[START]
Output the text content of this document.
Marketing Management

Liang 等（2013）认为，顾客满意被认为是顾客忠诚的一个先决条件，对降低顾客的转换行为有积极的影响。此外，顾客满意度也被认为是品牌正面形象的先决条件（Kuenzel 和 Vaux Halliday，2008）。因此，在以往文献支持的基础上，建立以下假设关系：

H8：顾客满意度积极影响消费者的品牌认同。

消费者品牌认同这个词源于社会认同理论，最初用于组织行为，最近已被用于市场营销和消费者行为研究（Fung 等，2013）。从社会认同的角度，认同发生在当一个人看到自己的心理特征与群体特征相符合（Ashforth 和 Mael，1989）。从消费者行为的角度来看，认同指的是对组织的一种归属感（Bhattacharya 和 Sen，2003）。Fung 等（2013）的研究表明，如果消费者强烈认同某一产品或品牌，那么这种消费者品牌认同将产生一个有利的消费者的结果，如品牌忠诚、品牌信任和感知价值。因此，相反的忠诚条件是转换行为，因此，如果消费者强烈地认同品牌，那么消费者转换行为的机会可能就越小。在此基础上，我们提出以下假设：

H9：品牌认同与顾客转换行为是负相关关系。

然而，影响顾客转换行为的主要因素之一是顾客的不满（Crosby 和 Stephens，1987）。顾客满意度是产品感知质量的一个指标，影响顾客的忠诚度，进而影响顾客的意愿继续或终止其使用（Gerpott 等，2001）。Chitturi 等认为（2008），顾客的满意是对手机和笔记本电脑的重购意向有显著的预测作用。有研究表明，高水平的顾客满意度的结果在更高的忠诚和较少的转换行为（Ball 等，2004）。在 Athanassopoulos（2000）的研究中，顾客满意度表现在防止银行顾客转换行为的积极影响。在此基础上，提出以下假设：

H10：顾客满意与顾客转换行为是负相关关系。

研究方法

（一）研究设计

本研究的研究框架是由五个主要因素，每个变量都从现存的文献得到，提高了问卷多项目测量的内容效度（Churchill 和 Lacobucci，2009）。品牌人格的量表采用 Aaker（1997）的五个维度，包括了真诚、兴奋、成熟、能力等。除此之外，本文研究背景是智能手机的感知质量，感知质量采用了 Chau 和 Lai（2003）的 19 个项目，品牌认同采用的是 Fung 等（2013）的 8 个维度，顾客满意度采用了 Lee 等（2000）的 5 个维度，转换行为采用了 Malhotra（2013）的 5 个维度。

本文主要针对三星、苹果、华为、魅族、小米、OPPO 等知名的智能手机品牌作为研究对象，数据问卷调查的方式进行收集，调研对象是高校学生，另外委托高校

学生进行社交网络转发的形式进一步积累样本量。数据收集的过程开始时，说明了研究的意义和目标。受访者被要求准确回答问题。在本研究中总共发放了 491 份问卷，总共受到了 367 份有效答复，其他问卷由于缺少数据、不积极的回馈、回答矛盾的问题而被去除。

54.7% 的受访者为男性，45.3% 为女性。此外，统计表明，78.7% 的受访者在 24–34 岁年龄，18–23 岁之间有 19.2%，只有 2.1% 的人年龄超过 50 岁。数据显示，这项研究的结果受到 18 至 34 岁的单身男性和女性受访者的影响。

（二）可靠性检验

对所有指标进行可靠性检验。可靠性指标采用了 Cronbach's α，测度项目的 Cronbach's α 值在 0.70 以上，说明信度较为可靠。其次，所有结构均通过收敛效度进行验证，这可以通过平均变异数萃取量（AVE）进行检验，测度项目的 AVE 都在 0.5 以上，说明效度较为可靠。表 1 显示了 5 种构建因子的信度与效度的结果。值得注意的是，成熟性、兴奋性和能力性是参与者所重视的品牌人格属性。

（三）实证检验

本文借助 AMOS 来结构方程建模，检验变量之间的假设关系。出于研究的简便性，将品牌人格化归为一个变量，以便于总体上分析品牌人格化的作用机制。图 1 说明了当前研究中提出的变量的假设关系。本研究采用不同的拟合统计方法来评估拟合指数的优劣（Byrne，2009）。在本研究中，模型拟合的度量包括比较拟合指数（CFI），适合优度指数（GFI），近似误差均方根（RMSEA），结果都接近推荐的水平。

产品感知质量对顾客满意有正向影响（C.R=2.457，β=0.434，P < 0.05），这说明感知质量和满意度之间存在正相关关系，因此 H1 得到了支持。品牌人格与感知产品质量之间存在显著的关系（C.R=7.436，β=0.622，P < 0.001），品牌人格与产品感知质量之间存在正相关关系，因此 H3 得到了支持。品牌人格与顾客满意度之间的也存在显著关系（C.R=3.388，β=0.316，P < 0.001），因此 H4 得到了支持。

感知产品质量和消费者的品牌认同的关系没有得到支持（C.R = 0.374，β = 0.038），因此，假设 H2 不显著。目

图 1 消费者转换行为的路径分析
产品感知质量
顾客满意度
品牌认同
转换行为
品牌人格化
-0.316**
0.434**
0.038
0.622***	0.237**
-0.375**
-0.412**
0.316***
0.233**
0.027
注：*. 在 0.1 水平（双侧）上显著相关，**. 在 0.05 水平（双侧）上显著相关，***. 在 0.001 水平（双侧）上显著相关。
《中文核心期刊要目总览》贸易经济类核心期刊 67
[END]
[START]
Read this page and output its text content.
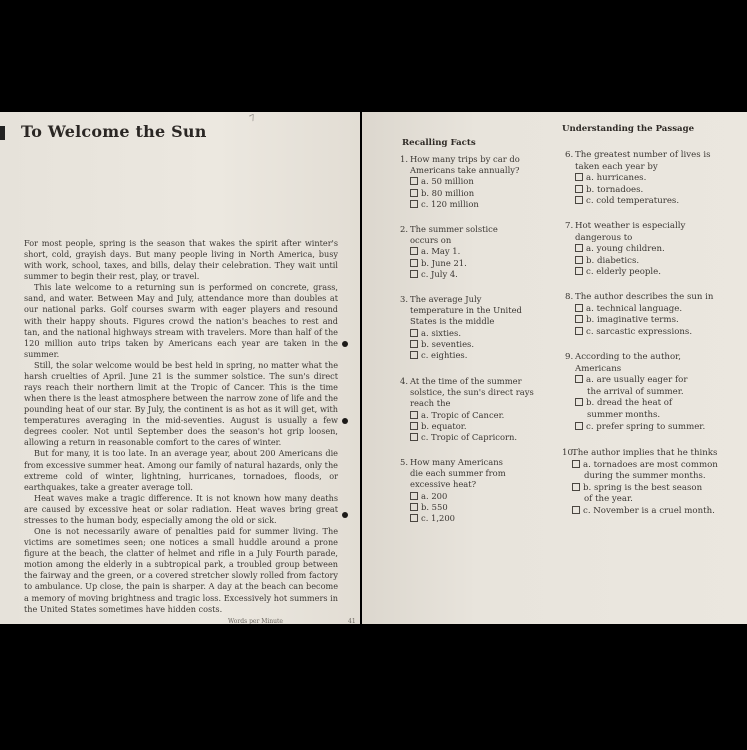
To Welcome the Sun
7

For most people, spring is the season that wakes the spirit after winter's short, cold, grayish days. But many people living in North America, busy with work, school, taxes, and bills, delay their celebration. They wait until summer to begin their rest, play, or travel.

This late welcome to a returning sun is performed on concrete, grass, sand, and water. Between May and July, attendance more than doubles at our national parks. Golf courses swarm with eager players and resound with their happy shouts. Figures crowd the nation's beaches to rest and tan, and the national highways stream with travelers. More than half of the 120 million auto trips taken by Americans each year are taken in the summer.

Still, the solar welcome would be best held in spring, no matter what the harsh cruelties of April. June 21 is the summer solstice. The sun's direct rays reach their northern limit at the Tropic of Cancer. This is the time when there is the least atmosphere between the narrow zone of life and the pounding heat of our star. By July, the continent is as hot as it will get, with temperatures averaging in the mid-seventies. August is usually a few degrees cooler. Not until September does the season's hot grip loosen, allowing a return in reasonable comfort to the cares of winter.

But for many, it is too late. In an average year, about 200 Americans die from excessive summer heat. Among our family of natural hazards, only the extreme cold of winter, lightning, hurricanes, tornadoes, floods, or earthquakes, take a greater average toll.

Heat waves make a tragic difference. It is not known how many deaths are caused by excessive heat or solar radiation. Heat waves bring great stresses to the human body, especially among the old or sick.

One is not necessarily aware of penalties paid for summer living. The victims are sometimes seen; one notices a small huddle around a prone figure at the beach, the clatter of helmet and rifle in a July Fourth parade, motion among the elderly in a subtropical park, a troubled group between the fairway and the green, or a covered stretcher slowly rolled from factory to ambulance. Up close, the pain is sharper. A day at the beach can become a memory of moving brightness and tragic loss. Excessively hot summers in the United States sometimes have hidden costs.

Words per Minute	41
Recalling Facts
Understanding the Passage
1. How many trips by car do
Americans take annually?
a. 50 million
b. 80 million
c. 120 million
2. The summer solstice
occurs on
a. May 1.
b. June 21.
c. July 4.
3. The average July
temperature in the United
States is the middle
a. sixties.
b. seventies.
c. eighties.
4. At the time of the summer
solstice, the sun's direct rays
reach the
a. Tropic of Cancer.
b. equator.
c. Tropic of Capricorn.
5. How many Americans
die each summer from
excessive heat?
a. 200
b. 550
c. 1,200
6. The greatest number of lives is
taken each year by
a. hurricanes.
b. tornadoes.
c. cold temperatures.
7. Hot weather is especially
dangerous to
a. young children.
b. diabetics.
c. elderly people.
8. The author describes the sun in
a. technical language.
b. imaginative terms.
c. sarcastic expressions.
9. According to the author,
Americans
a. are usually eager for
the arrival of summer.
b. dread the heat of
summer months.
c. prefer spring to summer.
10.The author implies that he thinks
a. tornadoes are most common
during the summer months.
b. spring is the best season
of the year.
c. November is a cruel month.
[END]
[START]
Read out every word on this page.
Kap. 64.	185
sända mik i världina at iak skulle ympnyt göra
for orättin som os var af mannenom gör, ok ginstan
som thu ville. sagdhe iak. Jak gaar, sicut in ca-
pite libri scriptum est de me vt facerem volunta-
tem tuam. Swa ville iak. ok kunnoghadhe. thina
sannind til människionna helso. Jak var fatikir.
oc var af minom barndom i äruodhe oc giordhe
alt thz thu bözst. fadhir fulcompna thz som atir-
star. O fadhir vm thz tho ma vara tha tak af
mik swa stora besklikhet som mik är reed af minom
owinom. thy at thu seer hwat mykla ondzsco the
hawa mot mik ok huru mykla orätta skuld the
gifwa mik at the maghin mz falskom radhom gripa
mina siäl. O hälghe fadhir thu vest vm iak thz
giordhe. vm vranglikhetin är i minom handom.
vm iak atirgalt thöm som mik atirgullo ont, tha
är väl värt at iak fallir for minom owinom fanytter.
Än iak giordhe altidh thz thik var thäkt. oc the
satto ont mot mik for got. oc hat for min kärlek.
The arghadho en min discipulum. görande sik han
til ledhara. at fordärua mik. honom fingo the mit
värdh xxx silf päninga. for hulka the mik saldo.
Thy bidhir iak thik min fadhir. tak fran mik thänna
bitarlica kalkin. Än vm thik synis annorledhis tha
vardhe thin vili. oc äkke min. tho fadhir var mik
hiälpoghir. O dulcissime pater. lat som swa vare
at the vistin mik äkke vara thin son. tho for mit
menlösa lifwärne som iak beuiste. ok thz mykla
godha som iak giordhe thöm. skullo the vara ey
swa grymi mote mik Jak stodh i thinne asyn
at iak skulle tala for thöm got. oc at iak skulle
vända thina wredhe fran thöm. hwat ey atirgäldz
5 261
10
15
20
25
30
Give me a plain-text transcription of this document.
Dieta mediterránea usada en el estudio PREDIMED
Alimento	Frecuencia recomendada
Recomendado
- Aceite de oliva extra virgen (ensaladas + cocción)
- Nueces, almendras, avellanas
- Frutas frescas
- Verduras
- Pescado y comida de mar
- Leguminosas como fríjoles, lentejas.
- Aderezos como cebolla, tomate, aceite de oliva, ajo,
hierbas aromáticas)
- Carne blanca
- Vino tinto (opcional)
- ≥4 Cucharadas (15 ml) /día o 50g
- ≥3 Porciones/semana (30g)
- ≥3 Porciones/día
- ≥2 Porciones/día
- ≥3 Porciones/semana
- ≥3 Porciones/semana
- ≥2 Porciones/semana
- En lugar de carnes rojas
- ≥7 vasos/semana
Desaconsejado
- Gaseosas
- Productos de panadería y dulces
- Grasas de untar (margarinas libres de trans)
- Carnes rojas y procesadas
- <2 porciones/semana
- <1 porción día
[END]
◆ **Task directions**
Extract, from the listing above, every line where the string "author" occurs.

◆ **Response to this exercise**
8. The author describes the sun in
9. According to the author,
10.The author implies that he thinks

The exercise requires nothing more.